DO THIS - Which lines in the material below contain the word "والشعر"? Copy each of them.

────────────────────────────────────────

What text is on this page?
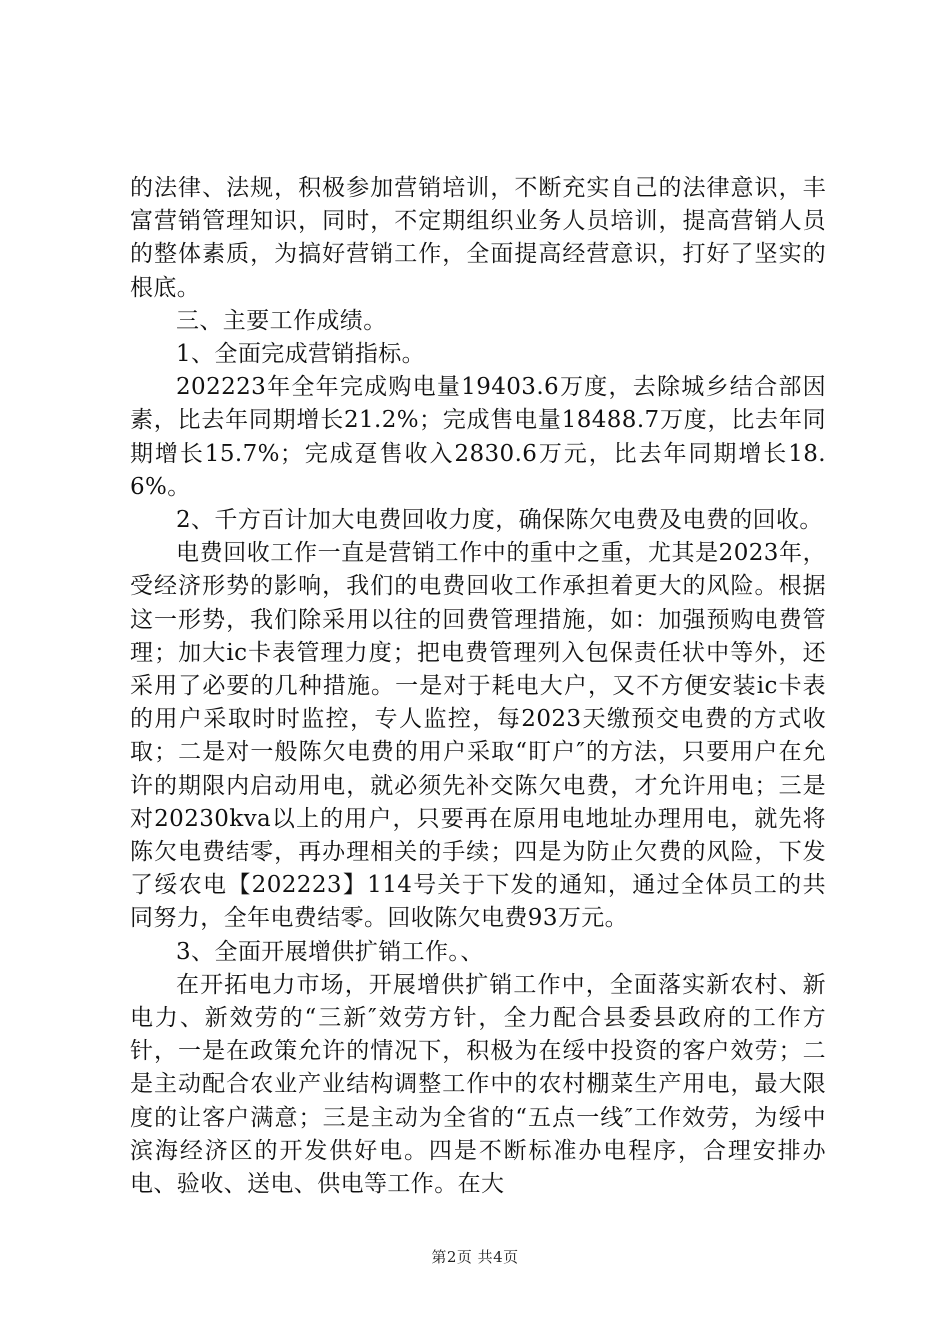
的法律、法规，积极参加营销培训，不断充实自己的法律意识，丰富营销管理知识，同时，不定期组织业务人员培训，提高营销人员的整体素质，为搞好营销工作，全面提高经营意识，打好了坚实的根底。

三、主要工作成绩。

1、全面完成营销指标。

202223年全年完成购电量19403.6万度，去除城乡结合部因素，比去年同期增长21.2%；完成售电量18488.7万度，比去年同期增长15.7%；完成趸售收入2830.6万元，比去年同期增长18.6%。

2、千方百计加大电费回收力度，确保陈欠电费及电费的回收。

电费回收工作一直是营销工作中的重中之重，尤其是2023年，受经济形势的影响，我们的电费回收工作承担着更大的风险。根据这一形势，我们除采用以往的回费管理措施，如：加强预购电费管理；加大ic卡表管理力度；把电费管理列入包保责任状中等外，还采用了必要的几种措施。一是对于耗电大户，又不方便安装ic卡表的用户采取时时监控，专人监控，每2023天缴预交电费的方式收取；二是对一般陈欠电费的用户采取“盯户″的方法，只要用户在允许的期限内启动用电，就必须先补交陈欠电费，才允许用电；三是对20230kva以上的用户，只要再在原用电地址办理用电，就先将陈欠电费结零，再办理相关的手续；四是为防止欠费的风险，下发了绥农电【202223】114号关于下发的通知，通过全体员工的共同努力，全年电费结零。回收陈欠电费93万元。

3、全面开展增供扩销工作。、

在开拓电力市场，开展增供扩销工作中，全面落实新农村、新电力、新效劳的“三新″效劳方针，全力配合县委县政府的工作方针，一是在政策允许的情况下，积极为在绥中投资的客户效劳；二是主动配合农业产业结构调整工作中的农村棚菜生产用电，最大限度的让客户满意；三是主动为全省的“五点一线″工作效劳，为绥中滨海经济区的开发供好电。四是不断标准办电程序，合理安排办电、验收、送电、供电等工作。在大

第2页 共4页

────────────────────────────────────────

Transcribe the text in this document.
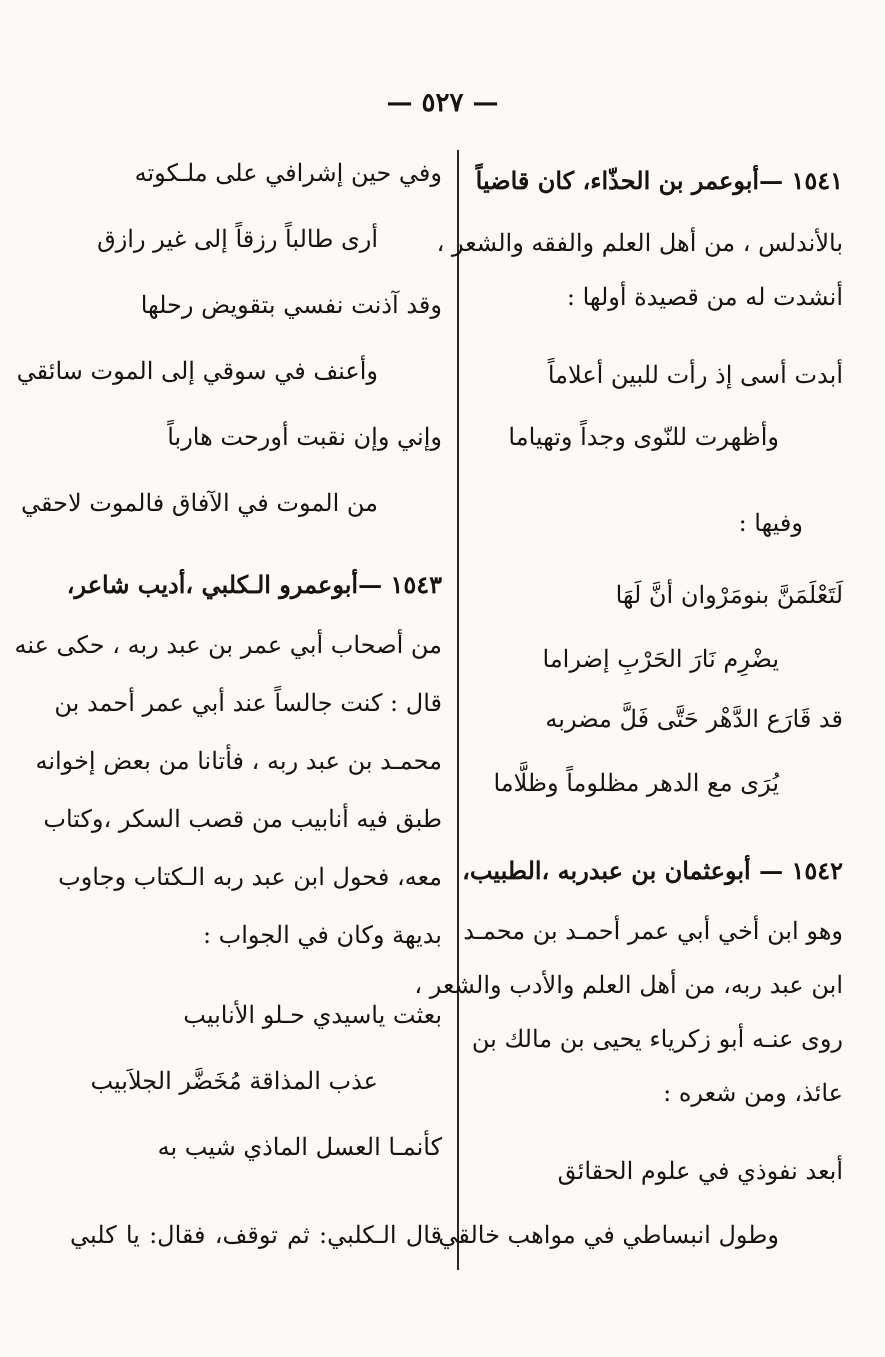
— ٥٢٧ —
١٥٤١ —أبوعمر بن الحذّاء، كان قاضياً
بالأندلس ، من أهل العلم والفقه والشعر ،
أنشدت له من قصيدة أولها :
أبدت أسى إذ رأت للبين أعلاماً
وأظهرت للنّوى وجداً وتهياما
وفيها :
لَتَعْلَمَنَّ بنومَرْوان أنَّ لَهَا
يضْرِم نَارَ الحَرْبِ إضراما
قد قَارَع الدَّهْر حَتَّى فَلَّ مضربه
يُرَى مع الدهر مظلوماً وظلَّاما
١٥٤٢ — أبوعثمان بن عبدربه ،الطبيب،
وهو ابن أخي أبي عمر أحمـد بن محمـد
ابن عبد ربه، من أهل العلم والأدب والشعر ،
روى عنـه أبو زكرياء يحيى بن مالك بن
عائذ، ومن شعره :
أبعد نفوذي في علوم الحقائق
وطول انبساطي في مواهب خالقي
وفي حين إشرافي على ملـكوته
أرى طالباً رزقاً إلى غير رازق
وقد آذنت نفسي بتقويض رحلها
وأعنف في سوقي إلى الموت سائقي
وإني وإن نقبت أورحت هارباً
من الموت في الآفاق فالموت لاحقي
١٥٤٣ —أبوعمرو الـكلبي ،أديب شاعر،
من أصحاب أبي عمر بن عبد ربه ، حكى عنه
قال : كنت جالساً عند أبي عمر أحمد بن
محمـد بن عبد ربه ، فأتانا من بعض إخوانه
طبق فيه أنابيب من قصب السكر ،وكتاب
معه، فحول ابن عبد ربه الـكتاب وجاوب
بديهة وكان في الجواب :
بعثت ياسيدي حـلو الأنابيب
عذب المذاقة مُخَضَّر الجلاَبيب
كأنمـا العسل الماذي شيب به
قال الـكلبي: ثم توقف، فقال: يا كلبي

────────────────────────────────────────

SOLUTION TO THIS TASK -
بالأندلس ، من أهل العلم والفقه والشعر ،
ابن عبد ربه، من أهل العلم والأدب والشعر ،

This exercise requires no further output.